_YOUR GOAL_: Search the data below for the string "goed". Extract every line that contains it.

□ □ □

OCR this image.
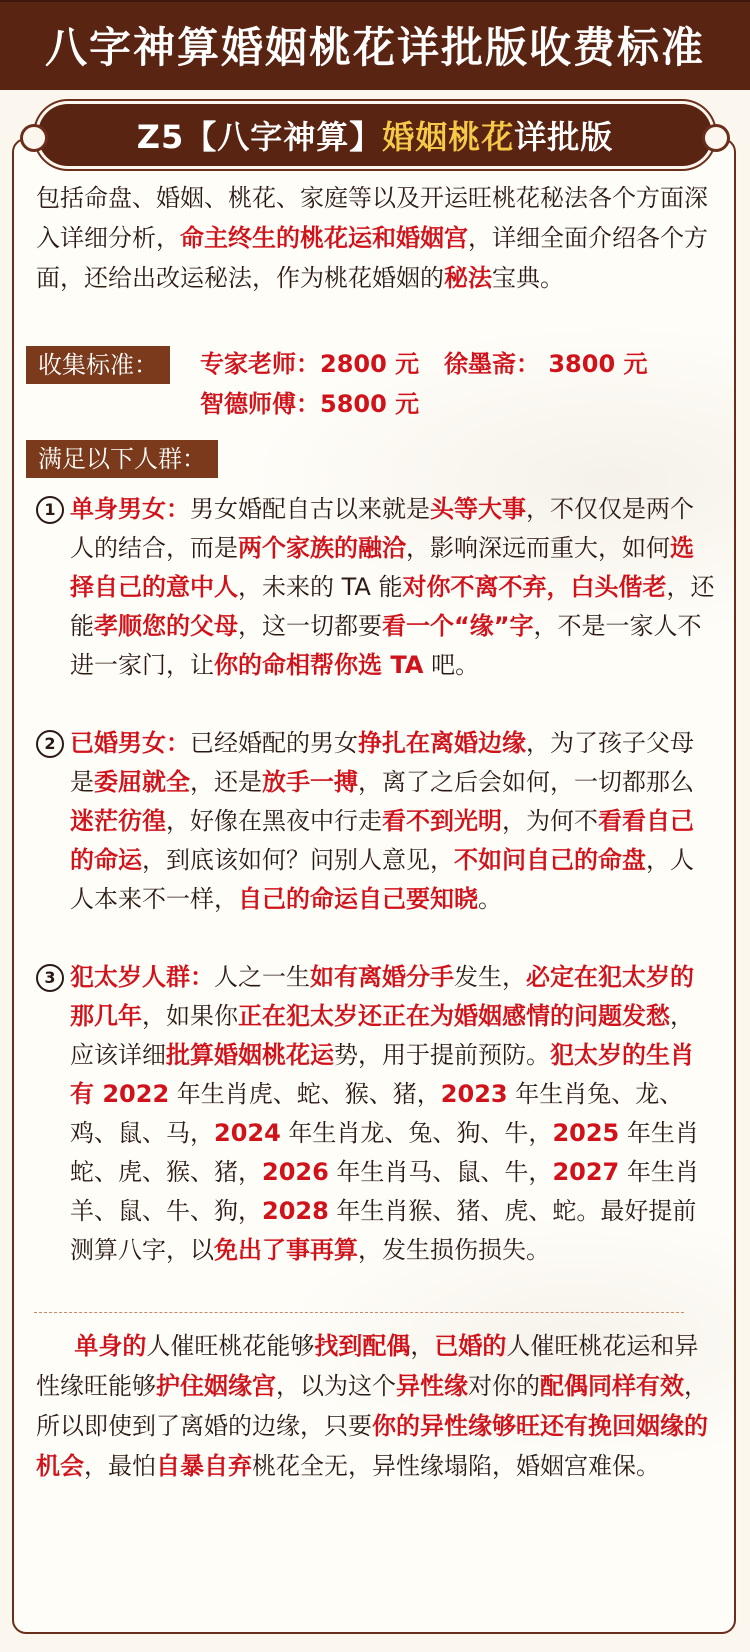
八字神算婚姻桃花详批版收费标准
Z5【八字神算】婚姻桃花详批版
包括命盘、婚姻、桃花、家庭等以及开运旺桃花秘法各个方面深入详细分析，命主终生的桃花运和婚姻宫，详细全面介绍各个方面，还给出改运秘法，作为桃花婚姻的秘法宝典。
收集标准：	专家老师：2800 元 徐墨斋： 3800 元
智德师傅：5800 元
满足以下人群：
1 单身男女：男女婚配自古以来就是头等大事，不仅仅是两个人的结合，而是两个家族的融洽，影响深远而重大，如何选择自己的意中人，未来的 TA 能对你不离不弃，白头偕老，还能孝顺您的父母，这一切都要看一个“缘”字，不是一家人不进一家门，让你的命相帮你选 TA 吧。
2 已婚男女：已经婚配的男女挣扎在离婚边缘，为了孩子父母是委屈就全，还是放手一搏，离了之后会如何，一切都那么迷茫彷徨，好像在黑夜中行走看不到光明，为何不看看自己的命运，到底该如何？问别人意见，不如问自己的命盘，人人本来不一样，自己的命运自己要知晓。
3 犯太岁人群：人之一生如有离婚分手发生，必定在犯太岁的那几年，如果你正在犯太岁还正在为婚姻感情的问题发愁，应该详细批算婚姻桃花运势，用于提前预防。犯太岁的生肖有 2022 年生肖虎、蛇、猴、猪，2023 年生肖兔、龙、鸡、鼠、马，2024 年生肖龙、兔、狗、牛，2025 年生肖蛇、虎、猴、猪，2026 年生肖马、鼠、牛，2027 年生肖羊、鼠、牛、狗，2028 年生肖猴、猪、虎、蛇。最好提前测算八字，以免出了事再算，发生损伤损失。
单身的人催旺桃花能够找到配偶，已婚的人催旺桃花运和异性缘旺能够护住姻缘宫，以为这个异性缘对你的配偶同样有效，所以即使到了离婚的边缘，只要你的异性缘够旺还有挽回姻缘的机会，最怕自暴自弃桃花全无，异性缘塌陷，婚姻宫难保。
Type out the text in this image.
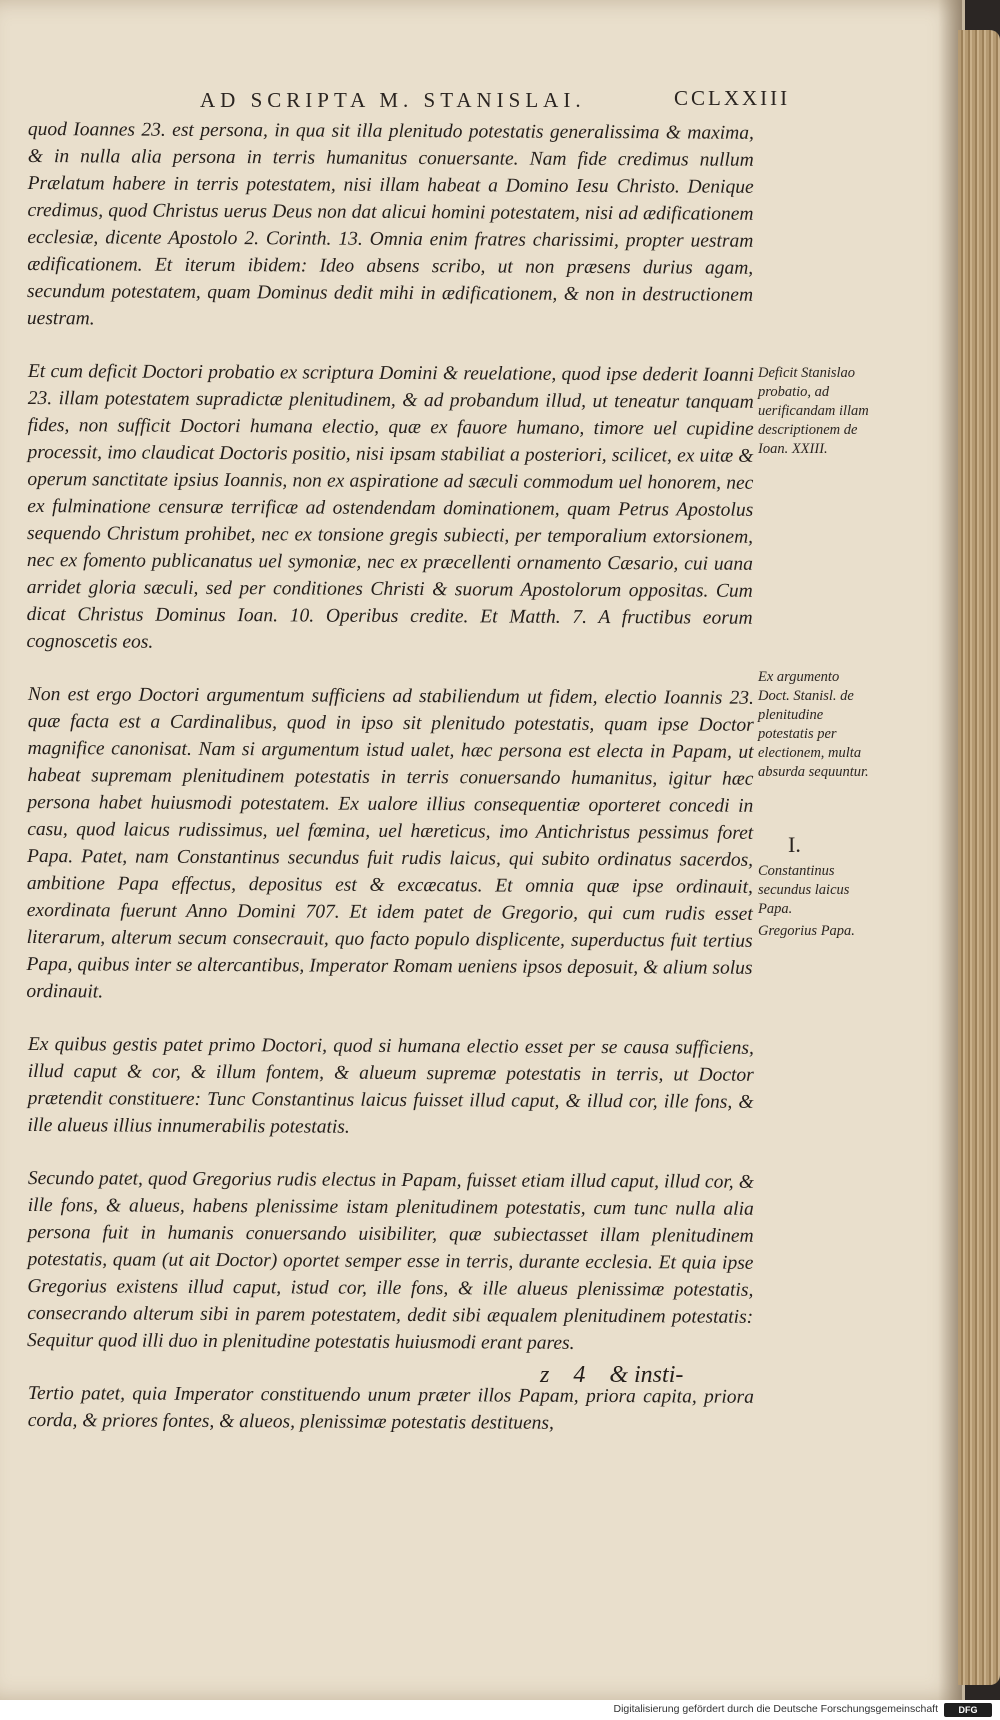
AD SCRIPTA M. STANISLAI.	CCLXXIII

quod Ioannes 23. est persona, in qua sit illa plenitudo potestatis generalissima & maxima, & in nulla alia persona in terris humanitus conuersante. Nam fide credimus nullum Prælatum habere in terris potestatem, nisi illam habeat a Domino Iesu Christo. Denique credimus, quod Christus uerus Deus non dat alicui homini potestatem, nisi ad ædificationem ecclesiæ, dicente Apostolo 2. Corinth. 13. Omnia enim fratres charissimi, propter uestram ædificationem. Et iterum ibidem: Ideo absens scribo, ut non præsens durius agam, secundum potestatem, quam Dominus dedit mihi in ædificationem, & non in destructionem uestram.

Et cum deficit Doctori probatio ex scriptura Domini & reuelatione, quod ipse dederit Ioanni 23. illam potestatem supradictæ plenitudinem, & ad probandum illud, ut teneatur tanquam fides, non sufficit Doctori humana electio, quæ ex fauore humano, timore uel cupidine processit, imo claudicat Doctoris positio, nisi ipsam stabiliat a posteriori, scilicet, ex uitæ & operum sanctitate ipsius Ioannis, non ex aspiratione ad sæculi commodum uel honorem, nec ex fulminatione censuræ terrificæ ad ostendendam dominationem, quam Petrus Apostolus sequendo Christum prohibet, nec ex tonsione gregis subiecti, per temporalium extorsionem, nec ex fomento publicanatus uel symoniæ, nec ex præcellenti ornamento Cæsario, cui uana arridet gloria sæculi, sed per conditiones Christi & suorum Apostolorum oppositas. Cum dicat Christus Dominus Ioan. 10. Operibus credite. Et Matth. 7. A fructibus eorum cognoscetis eos.

Non est ergo Doctori argumentum sufficiens ad stabiliendum ut fidem, electio Ioannis 23. quæ facta est a Cardinalibus, quod in ipso sit plenitudo potestatis, quam ipse Doctor magnifice canonisat. Nam si argumentum istud ualet, hæc persona est electa in Papam, ut habeat supremam plenitudinem potestatis in terris conuersando humanitus, igitur hæc persona habet huiusmodi potestatem. Ex ualore illius consequentiæ oporteret concedi in casu, quod laicus rudissimus, uel fœmina, uel hæreticus, imo Antichristus pessimus foret Papa. Patet, nam Constantinus secundus fuit rudis laicus, qui subito ordinatus sacerdos, ambitione Papa effectus, depositus est & excæcatus. Et omnia quæ ipse ordinauit, exordinata fuerunt Anno Domini 707. Et idem patet de Gregorio, qui cum rudis esset literarum, alterum secum consecrauit, quo facto populo displicente, superductus fuit tertius Papa, quibus inter se altercantibus, Imperator Romam ueniens ipsos deposuit, & alium solus ordinauit.

Ex quibus gestis patet primo Doctori, quod si humana electio esset per se causa sufficiens, illud caput & cor, & illum fontem, & alueum supremæ potestatis in terris, ut Doctor prætendit constituere: Tunc Constantinus laicus fuisset illud caput, & illud cor, ille fons, & ille alueus illius innumerabilis potestatis.

Secundo patet, quod Gregorius rudis electus in Papam, fuisset etiam illud caput, illud cor, & ille fons, & alueus, habens plenissime istam plenitudinem potestatis, cum tunc nulla alia persona fuit in humanis conuersando uisibiliter, quæ subiectasset illam plenitudinem potestatis, quam (ut ait Doctor) oportet semper esse in terris, durante ecclesia. Et quia ipse Gregorius existens illud caput, istud cor, ille fons, & ille alueus plenissimæ potestatis, consecrando alterum sibi in parem potestatem, dedit sibi æqualem plenitudinem potestatis: Sequitur quod illi duo in plenitudine potestatis huiusmodi erant pares.

Tertio patet, quia Imperator constituendo unum præter illos Papam, priora capita, priora corda, & priores fontes, & alueos, plenissimæ potestatis destituens,

Deficit Stanislao probatio, ad uerificandam illam descriptionem de Ioan. XXIII.
Ex argumento Doct. Stanisl. de plenitudine potestatis per electionem, multa absurda sequuntur.
I.
Constantinus secundus laicus Papa.
Gregorius Papa.
z 4 & insti-
Digitalisierung gefördert durch die Deutsche Forschungsgemeinschaft	DFG
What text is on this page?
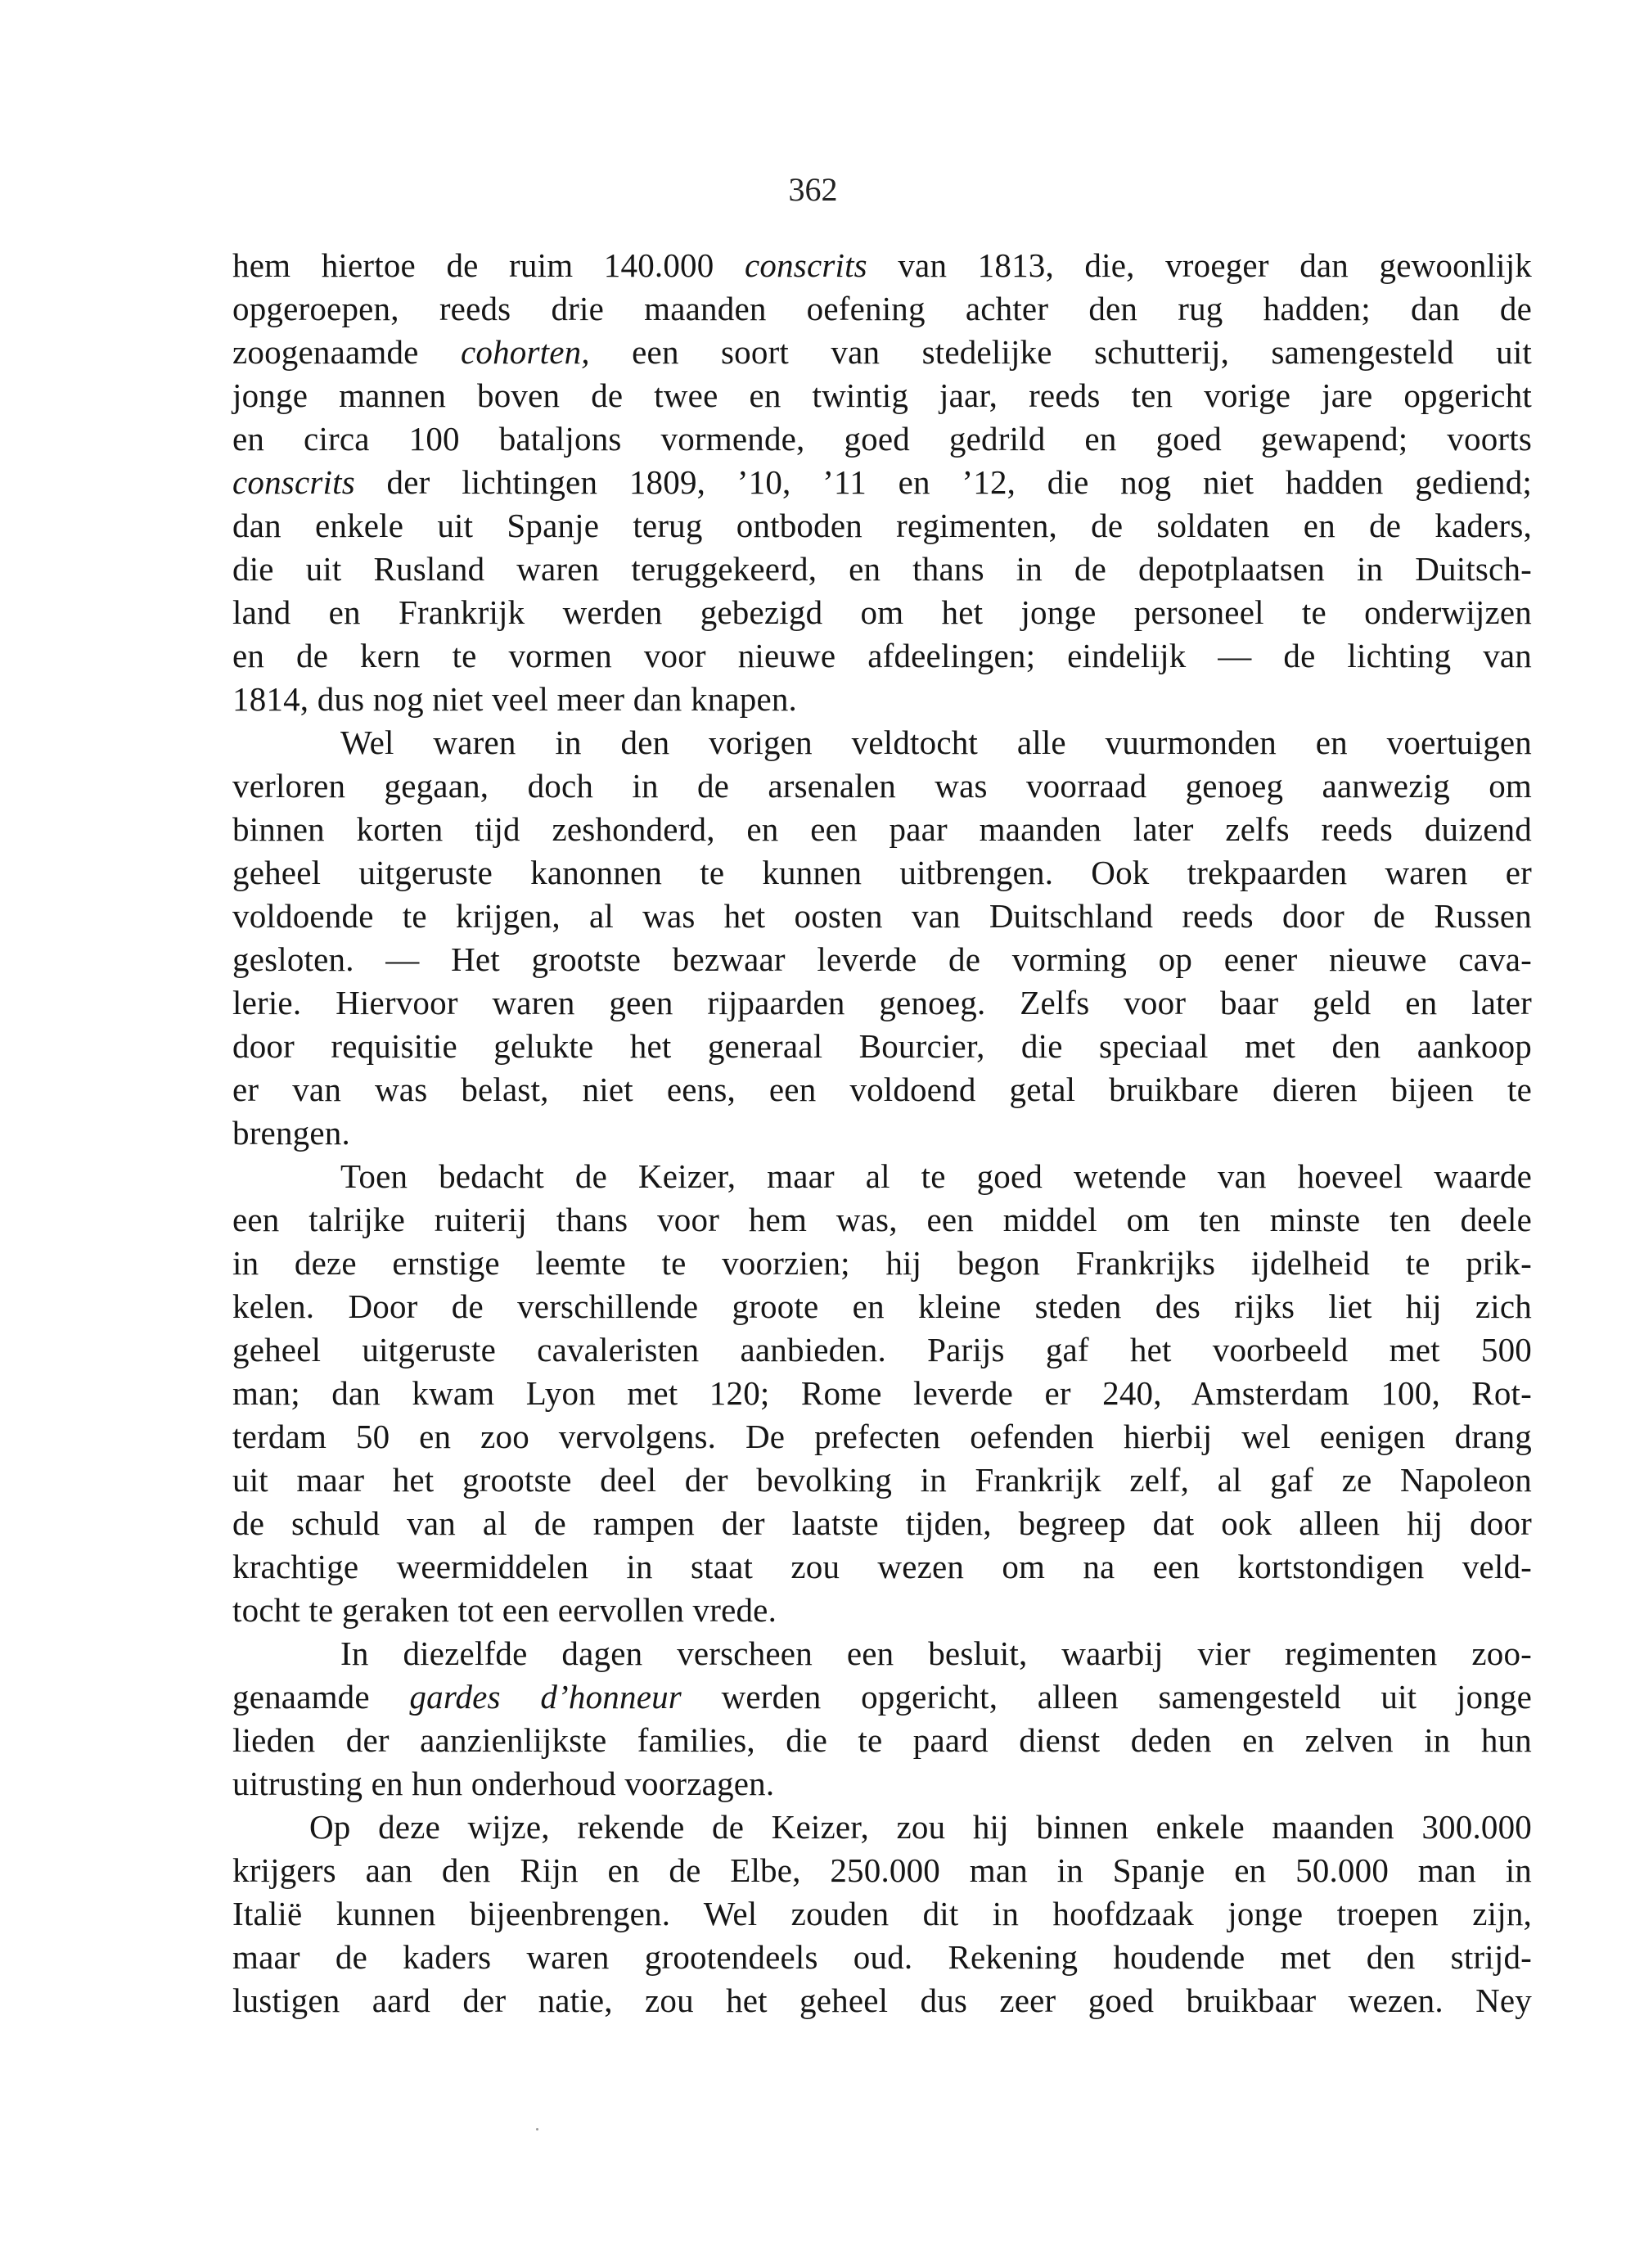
362
hem hiertoe de ruim 140.000 conscrits van 1813, die, vroeger dan gewoonlijk
opgeroepen, reeds drie maanden oefening achter den rug hadden; dan de
zoogenaamde cohorten, een soort van stedelijke schutterij, samengesteld uit
jonge mannen boven de twee en twintig jaar, reeds ten vorige jare opgericht
en circa 100 bataljons vormende, goed gedrild en goed gewapend; voorts
conscrits der lichtingen 1809, ’10, ’11 en ’12, die nog niet hadden gediend;
dan enkele uit Spanje terug ontboden regimenten, de soldaten en de kaders,
die uit Rusland waren teruggekeerd, en thans in de depotplaatsen in Duitsch-
land en Frankrijk werden gebezigd om het jonge personeel te onderwijzen
en de kern te vormen voor nieuwe afdeelingen; eindelijk — de lichting van
1814, dus nog niet veel meer dan knapen.
Wel waren in den vorigen veldtocht alle vuurmonden en voertuigen
verloren gegaan, doch in de arsenalen was voorraad genoeg aanwezig om
binnen korten tijd zeshonderd, en een paar maanden later zelfs reeds duizend
geheel uitgeruste kanonnen te kunnen uitbrengen. Ook trekpaarden waren er
voldoende te krijgen, al was het oosten van Duitschland reeds door de Russen
gesloten. — Het grootste bezwaar leverde de vorming op eener nieuwe cava-
lerie. Hiervoor waren geen rijpaarden genoeg. Zelfs voor baar geld en later
door requisitie gelukte het generaal Bourcier, die speciaal met den aankoop
er van was belast, niet eens, een voldoend getal bruikbare dieren bijeen te
brengen.
Toen bedacht de Keizer, maar al te goed wetende van hoeveel waarde
een talrijke ruiterij thans voor hem was, een middel om ten minste ten deele
in deze ernstige leemte te voorzien; hij begon Frankrijks ijdelheid te prik-
kelen. Door de verschillende groote en kleine steden des rijks liet hij zich
geheel uitgeruste cavaleristen aanbieden. Parijs gaf het voorbeeld met 500
man; dan kwam Lyon met 120; Rome leverde er 240, Amsterdam 100, Rot-
terdam 50 en zoo vervolgens. De prefecten oefenden hierbij wel eenigen drang
uit maar het grootste deel der bevolking in Frankrijk zelf, al gaf ze Napoleon
de schuld van al de rampen der laatste tijden, begreep dat ook alleen hij door
krachtige weermiddelen in staat zou wezen om na een kortstondigen veld-
tocht te geraken tot een eervollen vrede.
In diezelfde dagen verscheen een besluit, waarbij vier regimenten zoo-
genaamde gardes d’honneur werden opgericht, alleen samengesteld uit jonge
lieden der aanzienlijkste families, die te paard dienst deden en zelven in hun
uitrusting en hun onderhoud voorzagen.
Op deze wijze, rekende de Keizer, zou hij binnen enkele maanden 300.000
krijgers aan den Rijn en de Elbe, 250.000 man in Spanje en 50.000 man in
Italië kunnen bijeenbrengen. Wel zouden dit in hoofdzaak jonge troepen zijn,
maar de kaders waren grootendeels oud. Rekening houdende met den strijd-
lustigen aard der natie, zou het geheel dus zeer goed bruikbaar wezen. Ney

□ □ □

_SOLUTION TO THE EXERCISE_:
en circa 100 bataljons vormende, goed gedrild en goed gewapend; voorts
Toen bedacht de Keizer, maar al te goed wetende van hoeveel waarde
lustigen aard der natie, zou het geheel dus zeer goed bruikbaar wezen. Ney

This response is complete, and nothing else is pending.